** Start EXCERPTED PASSAGE **

James Robert Mann (October 20, 1856 – November 30, 1922) was an American politician and attorney who served as a member of the United States House of Representatives from Illinois from 1897 to 1922. He was a member of the Republican Party, and served as House Minority Leader from 1911 to 1919.

Early life and education 
James Robert Mann was born near Bloomington, McLean County, Illinois, on October 20, 1856. His older brother was Frank Irving Mann (1854-1937) farmer, editor of the Prairie Farmer news publication, and author of The Farmers Creed. 

Mann attended University of Illinois and graduated in 1876. He graduated from Union College of Law in 1881 and became a lawyer in Chicago. Mann held several local political offices before serving in the House of Representatives.

Career 
He was admitted to the Illinois bar in 1881 and commenced his practice in Chicago. He held several local offices before being elected as a congressman:

 Member of the Oakland Board of Education in Chicago (1887)
 Attorney for Hyde Park and the South Park commissioners of Chicago
 Chairman of the Illinois State Republican convention (1894)
 Member of the City Council of Chicago (1892–1896)

** End EXCERPTED PASSAGE **

OBJECTIVE 1 — Quote, without any change, the entries that open with the line containing "- op-delete[interactable]: 删除: [1110, 284, 1130, 299]" and close with the line containing "- sidebar-group-config[interactable]: 配置管理: [0, 117, 149, 151]", including both of those lines.
The entries that follow the passage on James Robert Mann are unrelated to it.

** Start AVAILABLE RECORDS **

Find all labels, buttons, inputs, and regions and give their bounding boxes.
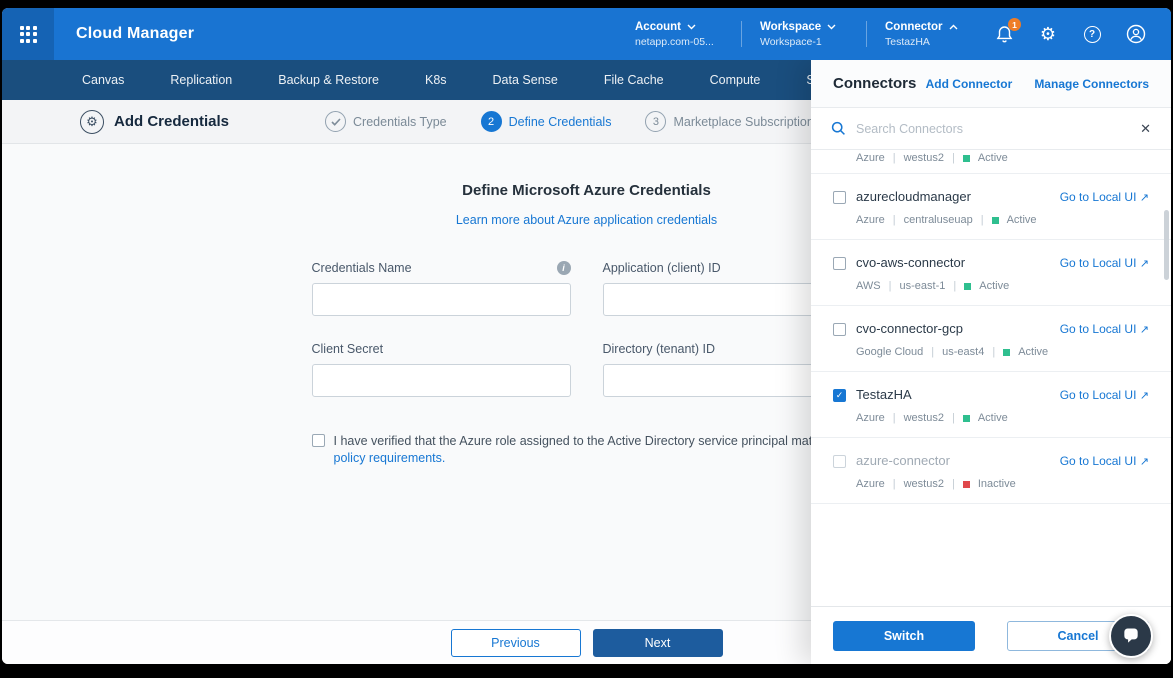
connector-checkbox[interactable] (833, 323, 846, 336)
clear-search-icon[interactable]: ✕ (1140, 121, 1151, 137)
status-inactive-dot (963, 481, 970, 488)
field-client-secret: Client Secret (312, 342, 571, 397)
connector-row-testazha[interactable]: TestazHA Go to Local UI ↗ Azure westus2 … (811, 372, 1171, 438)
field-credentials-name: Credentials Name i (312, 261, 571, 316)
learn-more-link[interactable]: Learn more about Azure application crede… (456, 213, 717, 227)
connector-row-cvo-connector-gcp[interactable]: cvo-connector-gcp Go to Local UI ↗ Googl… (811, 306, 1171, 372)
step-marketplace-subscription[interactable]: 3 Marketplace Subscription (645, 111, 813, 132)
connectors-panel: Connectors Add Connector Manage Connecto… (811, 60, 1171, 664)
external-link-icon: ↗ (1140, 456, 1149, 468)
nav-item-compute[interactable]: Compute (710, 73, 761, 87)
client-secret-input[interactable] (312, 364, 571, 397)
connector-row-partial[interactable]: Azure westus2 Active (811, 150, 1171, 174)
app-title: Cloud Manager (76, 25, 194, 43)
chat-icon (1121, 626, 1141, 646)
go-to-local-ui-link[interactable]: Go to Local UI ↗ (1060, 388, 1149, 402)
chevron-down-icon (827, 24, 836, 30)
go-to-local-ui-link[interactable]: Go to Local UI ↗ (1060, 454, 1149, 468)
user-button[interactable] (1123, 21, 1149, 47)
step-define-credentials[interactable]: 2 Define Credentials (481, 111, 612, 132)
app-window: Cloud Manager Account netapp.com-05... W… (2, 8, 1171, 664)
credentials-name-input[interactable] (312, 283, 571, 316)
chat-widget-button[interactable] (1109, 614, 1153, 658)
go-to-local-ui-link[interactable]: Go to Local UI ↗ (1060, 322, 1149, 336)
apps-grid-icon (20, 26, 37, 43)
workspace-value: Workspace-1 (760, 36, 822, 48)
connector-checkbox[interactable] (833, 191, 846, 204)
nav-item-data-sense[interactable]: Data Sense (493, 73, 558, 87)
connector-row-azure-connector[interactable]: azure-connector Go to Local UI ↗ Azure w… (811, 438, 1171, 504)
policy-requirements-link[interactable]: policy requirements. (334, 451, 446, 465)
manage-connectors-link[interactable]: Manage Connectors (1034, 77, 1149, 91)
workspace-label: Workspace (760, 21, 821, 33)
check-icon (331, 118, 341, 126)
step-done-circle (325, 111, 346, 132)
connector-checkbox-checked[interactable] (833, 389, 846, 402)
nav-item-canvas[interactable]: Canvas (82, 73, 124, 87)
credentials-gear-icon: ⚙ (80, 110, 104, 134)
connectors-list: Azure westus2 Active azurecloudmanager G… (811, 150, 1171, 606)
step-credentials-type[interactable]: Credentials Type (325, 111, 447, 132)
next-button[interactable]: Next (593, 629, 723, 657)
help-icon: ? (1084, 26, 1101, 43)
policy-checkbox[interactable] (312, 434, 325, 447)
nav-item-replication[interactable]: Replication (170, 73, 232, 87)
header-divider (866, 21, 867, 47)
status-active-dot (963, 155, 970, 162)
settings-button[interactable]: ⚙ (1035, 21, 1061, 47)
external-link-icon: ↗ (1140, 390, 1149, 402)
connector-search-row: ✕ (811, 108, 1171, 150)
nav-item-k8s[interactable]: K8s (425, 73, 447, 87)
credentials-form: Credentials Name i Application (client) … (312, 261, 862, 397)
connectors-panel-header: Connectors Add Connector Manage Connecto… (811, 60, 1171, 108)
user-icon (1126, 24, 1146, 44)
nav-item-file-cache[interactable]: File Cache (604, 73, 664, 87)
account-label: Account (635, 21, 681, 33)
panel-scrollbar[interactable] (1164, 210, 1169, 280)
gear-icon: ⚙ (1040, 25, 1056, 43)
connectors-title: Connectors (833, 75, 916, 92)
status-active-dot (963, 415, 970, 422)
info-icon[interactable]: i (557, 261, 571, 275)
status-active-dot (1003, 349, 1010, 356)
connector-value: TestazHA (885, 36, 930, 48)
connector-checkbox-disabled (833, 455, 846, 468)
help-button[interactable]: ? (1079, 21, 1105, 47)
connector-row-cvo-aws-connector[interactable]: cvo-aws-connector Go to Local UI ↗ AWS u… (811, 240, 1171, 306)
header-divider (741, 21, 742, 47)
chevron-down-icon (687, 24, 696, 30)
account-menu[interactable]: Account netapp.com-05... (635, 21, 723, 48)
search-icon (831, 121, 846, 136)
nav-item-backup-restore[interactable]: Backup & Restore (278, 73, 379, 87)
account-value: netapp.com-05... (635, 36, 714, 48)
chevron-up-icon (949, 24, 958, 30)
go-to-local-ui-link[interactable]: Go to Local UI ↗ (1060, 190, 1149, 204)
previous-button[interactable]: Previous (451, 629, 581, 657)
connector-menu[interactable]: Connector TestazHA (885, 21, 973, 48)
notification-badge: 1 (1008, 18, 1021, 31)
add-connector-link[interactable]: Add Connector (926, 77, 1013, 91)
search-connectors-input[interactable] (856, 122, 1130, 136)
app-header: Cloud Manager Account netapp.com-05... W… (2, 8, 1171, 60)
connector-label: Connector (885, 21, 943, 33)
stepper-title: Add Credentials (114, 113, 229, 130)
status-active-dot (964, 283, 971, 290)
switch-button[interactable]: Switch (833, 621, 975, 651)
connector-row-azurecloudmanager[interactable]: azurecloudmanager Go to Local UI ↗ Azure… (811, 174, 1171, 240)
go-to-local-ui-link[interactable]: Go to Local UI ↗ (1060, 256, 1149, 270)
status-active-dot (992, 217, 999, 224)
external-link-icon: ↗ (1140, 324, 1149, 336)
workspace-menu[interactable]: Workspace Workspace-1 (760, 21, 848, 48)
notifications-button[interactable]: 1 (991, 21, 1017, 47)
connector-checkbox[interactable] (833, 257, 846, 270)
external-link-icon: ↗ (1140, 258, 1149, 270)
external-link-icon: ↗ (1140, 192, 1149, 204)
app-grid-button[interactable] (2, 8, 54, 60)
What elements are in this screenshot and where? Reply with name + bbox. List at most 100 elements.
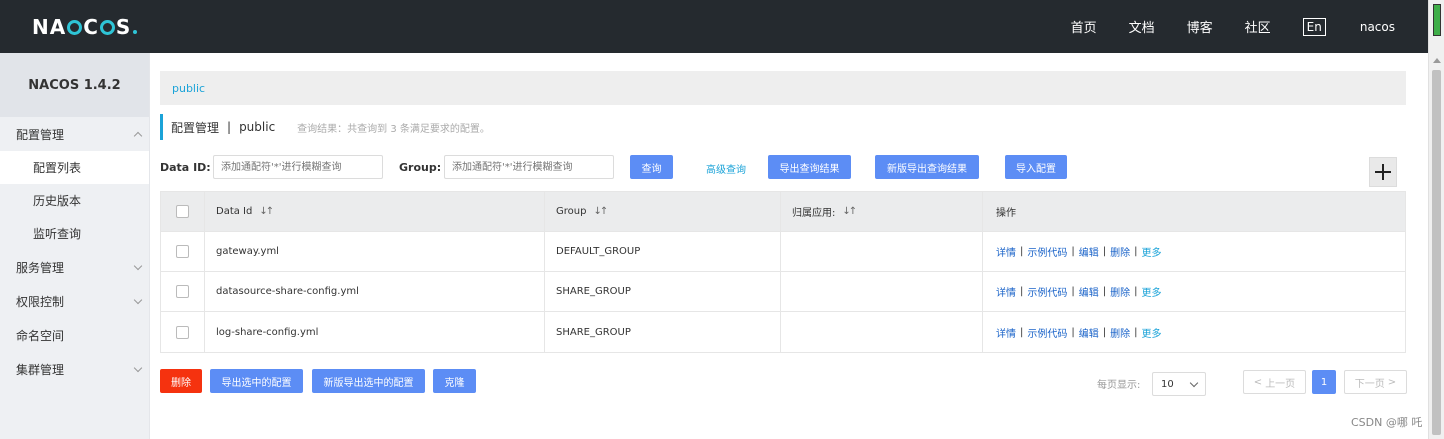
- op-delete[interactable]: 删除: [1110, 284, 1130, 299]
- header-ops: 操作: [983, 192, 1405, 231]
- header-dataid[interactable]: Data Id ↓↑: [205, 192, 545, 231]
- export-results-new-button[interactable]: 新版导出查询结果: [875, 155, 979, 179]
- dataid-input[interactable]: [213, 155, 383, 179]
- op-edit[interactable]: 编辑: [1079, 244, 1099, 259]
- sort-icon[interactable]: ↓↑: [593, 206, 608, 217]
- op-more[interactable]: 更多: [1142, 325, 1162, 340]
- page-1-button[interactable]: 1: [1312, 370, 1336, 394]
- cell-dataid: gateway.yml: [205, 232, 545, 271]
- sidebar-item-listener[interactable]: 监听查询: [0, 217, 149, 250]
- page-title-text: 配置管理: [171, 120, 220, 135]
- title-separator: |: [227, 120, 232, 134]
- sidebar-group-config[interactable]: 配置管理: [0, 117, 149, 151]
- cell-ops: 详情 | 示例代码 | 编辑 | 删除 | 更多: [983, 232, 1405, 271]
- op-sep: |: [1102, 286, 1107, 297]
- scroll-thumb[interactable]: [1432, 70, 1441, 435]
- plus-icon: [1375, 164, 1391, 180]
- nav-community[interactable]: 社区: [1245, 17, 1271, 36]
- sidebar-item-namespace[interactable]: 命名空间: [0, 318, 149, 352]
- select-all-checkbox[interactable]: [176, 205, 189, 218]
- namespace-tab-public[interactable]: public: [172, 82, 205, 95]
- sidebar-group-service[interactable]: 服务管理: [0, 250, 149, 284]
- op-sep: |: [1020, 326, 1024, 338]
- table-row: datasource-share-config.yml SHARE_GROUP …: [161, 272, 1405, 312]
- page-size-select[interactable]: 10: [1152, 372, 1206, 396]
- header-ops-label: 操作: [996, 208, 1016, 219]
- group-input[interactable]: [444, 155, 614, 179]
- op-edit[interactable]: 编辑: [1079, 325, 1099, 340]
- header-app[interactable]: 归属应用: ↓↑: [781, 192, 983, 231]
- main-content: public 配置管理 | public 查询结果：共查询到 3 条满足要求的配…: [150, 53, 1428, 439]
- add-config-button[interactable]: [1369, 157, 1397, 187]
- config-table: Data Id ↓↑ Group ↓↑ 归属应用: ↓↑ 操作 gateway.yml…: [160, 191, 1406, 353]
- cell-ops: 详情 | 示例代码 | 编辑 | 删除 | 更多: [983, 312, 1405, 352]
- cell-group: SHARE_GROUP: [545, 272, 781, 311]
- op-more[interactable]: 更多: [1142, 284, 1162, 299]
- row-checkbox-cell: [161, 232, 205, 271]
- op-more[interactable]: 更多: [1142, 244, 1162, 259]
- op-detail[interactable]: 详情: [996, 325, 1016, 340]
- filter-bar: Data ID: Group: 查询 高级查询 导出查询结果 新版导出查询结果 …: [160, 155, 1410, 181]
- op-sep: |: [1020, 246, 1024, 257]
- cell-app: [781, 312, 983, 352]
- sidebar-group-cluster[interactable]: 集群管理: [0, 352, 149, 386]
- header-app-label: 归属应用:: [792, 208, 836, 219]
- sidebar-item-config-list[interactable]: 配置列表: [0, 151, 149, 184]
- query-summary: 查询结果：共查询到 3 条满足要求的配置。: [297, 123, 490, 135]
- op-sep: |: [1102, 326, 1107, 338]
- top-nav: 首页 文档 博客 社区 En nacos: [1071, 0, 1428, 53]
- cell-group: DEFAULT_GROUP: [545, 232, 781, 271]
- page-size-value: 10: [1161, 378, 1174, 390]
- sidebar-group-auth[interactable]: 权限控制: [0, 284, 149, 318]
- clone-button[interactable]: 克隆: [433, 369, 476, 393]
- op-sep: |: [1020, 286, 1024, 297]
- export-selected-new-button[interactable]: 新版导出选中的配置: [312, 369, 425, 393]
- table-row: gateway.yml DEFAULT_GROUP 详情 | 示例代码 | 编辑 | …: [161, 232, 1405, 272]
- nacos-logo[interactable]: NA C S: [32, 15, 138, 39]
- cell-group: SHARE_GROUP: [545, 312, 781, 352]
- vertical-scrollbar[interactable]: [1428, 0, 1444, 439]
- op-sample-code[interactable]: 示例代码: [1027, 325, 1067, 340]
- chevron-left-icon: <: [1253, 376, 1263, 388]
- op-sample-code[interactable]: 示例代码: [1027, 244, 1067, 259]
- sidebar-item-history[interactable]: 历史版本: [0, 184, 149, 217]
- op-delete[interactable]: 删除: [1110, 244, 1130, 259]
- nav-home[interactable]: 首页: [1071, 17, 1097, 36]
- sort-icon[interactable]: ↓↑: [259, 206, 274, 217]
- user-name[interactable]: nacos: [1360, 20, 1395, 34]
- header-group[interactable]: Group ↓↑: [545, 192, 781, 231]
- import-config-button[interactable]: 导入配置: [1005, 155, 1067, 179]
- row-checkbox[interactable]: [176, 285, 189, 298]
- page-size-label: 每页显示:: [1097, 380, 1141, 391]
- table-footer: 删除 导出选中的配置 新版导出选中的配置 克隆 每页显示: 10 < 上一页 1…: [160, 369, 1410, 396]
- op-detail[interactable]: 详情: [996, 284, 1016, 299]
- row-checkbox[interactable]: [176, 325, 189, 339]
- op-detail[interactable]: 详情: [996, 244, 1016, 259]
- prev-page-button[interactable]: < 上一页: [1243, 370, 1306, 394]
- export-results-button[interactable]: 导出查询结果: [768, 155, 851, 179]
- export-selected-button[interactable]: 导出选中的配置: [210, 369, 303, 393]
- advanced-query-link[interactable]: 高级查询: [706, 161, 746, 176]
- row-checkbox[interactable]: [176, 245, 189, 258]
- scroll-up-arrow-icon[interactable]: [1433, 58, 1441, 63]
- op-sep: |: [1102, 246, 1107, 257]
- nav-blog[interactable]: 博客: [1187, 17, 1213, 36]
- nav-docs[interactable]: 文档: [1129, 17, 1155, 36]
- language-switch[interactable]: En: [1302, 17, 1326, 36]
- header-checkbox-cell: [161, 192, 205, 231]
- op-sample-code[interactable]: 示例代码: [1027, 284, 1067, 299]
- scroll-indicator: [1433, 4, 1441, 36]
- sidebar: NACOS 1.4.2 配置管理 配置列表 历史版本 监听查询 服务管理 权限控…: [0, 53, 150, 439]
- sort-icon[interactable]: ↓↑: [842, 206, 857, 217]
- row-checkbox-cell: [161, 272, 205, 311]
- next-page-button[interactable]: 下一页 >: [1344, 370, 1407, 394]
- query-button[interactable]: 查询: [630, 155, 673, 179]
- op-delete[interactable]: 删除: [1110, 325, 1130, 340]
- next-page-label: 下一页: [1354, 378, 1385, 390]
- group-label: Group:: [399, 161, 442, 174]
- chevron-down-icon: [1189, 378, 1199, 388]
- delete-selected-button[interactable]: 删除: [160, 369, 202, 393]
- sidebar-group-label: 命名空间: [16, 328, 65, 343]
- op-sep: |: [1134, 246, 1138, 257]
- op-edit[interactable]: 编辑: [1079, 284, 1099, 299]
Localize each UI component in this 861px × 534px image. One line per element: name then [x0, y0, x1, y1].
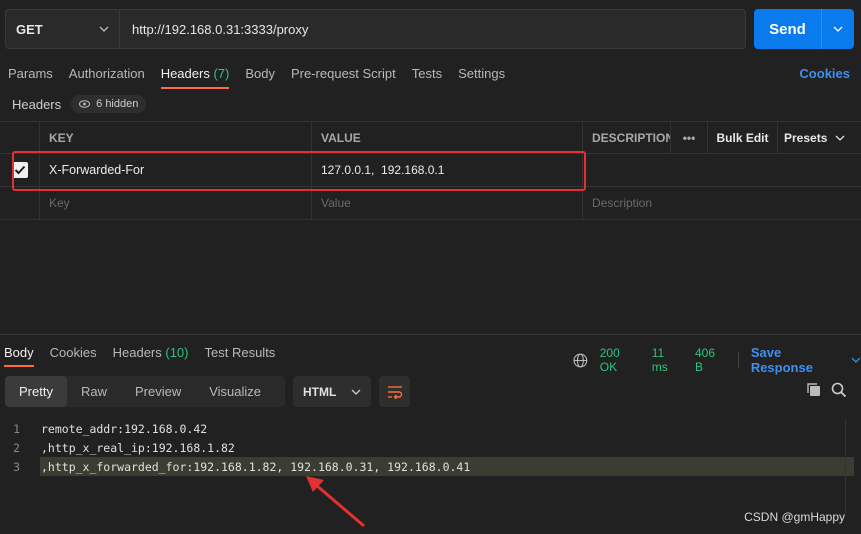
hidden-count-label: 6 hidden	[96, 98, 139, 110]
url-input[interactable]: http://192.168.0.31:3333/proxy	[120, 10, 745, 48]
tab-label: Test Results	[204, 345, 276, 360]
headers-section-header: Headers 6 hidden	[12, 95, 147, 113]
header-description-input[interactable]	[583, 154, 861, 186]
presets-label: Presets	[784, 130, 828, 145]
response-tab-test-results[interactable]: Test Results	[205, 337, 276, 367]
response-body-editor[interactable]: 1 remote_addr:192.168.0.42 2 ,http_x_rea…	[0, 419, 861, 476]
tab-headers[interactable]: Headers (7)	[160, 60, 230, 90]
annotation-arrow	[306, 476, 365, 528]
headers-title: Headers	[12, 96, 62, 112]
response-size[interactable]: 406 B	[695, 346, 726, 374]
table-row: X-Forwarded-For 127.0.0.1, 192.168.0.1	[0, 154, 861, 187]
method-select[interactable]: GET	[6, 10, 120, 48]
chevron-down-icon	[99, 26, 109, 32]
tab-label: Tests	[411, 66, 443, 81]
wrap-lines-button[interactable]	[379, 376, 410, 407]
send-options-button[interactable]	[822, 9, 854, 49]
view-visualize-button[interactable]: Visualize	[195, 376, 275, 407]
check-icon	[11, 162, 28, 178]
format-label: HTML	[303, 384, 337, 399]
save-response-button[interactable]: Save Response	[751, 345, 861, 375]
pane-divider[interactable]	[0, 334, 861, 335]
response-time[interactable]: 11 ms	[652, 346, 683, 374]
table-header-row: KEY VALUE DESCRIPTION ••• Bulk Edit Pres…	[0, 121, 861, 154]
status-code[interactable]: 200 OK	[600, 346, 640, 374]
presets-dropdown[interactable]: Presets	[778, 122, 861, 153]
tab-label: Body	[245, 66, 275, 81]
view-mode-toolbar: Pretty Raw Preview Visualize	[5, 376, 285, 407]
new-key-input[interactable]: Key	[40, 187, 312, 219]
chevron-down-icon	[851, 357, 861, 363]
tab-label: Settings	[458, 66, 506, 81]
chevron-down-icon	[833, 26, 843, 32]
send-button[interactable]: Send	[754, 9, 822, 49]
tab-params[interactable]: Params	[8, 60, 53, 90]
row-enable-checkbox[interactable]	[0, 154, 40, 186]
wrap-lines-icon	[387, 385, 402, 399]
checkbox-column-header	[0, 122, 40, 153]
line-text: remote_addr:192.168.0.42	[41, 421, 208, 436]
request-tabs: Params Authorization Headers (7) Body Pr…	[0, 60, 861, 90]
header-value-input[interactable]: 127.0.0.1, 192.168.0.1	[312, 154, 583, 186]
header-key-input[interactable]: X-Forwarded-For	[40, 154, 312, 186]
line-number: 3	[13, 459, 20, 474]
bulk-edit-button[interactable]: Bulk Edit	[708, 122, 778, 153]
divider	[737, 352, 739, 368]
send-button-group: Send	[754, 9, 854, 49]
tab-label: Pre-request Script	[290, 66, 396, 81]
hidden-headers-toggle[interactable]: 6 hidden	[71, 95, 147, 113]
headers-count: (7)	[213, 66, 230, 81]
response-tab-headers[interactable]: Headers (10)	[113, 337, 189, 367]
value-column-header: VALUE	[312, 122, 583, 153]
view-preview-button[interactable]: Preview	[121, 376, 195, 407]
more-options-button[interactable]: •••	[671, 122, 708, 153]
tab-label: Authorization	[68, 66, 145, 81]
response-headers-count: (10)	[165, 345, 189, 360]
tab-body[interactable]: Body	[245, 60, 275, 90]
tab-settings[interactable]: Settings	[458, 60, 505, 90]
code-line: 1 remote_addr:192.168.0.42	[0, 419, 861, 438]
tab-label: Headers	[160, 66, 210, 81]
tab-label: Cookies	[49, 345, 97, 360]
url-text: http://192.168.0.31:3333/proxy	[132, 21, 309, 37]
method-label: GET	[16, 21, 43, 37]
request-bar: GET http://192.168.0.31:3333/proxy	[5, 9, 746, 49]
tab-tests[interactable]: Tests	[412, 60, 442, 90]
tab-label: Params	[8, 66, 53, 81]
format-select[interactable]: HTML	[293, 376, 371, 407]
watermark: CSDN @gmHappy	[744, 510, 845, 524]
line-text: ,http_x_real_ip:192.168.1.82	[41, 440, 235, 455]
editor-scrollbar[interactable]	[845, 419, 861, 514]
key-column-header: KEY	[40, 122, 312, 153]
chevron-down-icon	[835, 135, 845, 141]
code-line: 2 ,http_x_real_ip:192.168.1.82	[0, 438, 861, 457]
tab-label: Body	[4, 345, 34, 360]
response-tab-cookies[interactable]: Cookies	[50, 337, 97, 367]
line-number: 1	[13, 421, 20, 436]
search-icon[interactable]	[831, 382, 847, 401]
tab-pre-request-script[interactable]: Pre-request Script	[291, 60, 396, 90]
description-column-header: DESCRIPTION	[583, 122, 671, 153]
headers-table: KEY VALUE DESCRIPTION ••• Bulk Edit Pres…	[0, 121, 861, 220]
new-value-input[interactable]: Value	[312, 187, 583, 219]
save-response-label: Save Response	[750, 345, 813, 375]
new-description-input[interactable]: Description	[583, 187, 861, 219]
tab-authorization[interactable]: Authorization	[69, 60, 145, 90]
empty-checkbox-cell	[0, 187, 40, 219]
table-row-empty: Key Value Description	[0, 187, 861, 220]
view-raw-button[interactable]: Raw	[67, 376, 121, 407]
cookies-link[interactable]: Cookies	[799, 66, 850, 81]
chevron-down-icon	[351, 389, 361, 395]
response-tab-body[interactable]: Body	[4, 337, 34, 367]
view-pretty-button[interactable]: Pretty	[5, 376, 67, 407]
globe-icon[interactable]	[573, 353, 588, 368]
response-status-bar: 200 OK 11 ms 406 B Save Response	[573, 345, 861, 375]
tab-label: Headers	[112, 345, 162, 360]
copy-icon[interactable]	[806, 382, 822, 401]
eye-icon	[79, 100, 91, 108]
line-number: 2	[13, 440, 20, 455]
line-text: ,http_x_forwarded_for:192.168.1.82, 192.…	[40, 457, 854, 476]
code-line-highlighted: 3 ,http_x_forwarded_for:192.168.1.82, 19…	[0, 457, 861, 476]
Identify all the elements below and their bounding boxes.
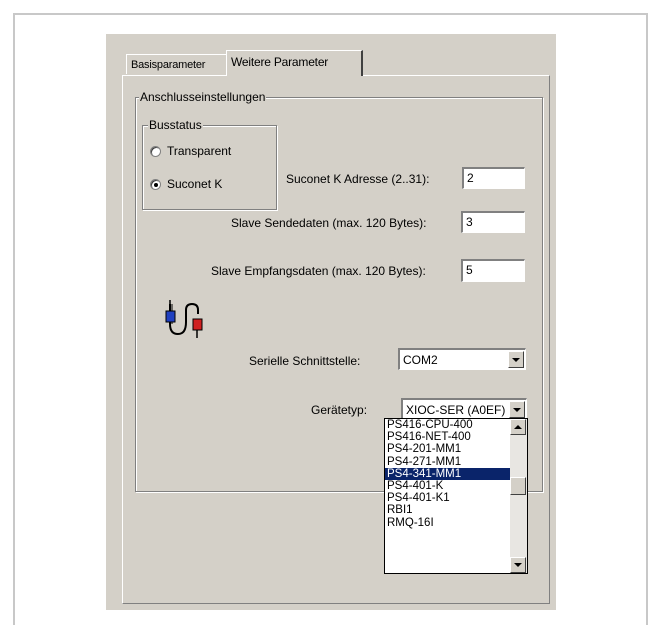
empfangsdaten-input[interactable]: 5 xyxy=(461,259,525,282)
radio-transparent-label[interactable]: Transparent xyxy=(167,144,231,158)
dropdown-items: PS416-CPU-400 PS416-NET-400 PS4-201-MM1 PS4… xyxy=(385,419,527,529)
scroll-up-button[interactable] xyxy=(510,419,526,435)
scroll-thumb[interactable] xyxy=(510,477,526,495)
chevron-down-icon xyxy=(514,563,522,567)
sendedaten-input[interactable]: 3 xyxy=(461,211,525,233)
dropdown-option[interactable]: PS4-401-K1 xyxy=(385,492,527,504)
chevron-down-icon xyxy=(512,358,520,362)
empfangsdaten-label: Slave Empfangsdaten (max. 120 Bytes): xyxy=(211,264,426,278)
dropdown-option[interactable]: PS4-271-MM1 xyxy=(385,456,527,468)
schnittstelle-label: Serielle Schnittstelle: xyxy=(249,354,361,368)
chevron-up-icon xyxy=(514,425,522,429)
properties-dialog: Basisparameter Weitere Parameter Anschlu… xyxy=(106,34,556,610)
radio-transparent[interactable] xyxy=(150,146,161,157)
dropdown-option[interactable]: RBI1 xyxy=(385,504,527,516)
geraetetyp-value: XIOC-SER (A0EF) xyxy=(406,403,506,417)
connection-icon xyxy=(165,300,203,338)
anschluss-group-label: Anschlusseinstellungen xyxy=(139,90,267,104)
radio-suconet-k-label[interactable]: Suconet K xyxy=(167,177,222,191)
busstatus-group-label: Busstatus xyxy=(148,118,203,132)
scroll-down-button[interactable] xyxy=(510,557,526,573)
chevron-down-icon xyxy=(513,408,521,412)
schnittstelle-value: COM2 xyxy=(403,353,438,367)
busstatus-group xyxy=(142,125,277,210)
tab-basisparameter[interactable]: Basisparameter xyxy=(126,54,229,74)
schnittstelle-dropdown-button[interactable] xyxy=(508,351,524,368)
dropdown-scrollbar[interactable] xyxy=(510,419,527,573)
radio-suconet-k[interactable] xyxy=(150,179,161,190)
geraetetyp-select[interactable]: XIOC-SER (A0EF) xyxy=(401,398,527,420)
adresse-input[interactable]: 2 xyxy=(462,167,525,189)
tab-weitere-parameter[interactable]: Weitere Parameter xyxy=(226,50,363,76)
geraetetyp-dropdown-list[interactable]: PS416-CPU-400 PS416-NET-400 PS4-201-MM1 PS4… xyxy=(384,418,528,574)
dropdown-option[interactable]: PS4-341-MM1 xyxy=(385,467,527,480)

** End AVAILABLE RECORDS **

OBJECTIVE 2 — Reproduce the part of the passage on James Robert Mann that opens with the words "Mann attended University" and closes with "of Chicago (1892–1896)", switching "Chicago" to "the city" wherever it occurs.

WRITTEN ANSWER 1 —
- op-delete[interactable]: 删除: [1110, 284, 1130, 299]
- header-ops: 操作: [983, 192, 1405, 231]
- header-dataid[interactable]: Data Id ↓↑: [205, 192, 545, 231]
- export-results-new-button[interactable]: 新版导出查询结果: [875, 155, 979, 179]
- dataid-input[interactable]: [213, 155, 383, 179]
- op-edit[interactable]: 编辑: [1079, 244, 1099, 259]
- sort-icon[interactable]: ↓↑: [593, 206, 608, 217]
- op-more[interactable]: 更多: [1142, 325, 1162, 340]
- page-1-button[interactable]: 1: [1312, 370, 1336, 394]
- cell-dataid: gateway.yml: [205, 232, 545, 271]
- sidebar-item-listener[interactable]: 监听查询: [0, 217, 149, 250]
- page-title-text: 配置管理: [171, 120, 220, 135]
- title-separator: |: [227, 120, 232, 134]
- sidebar-group-config[interactable]: 配置管理: [0, 117, 149, 151]

WRITTEN ANSWER 2 —
Mann attended University of Illinois and graduated in 1876. He graduated from Union College of Law in 1881 and became a lawyer in the city. Mann held several local political offices before serving in the House of Representatives.

Career 
He was admitted to the Illinois bar in 1881 and commenced his practice in the city. He held several local offices before being elected as a congressman:

 Member of the Oakland Board of Education in the city (1887)
 Attorney for Hyde Park and the South Park commissioners of the city
 Chairman of the Illinois State Republican convention (1894)
 Member of the City Council of the city (1892–1896)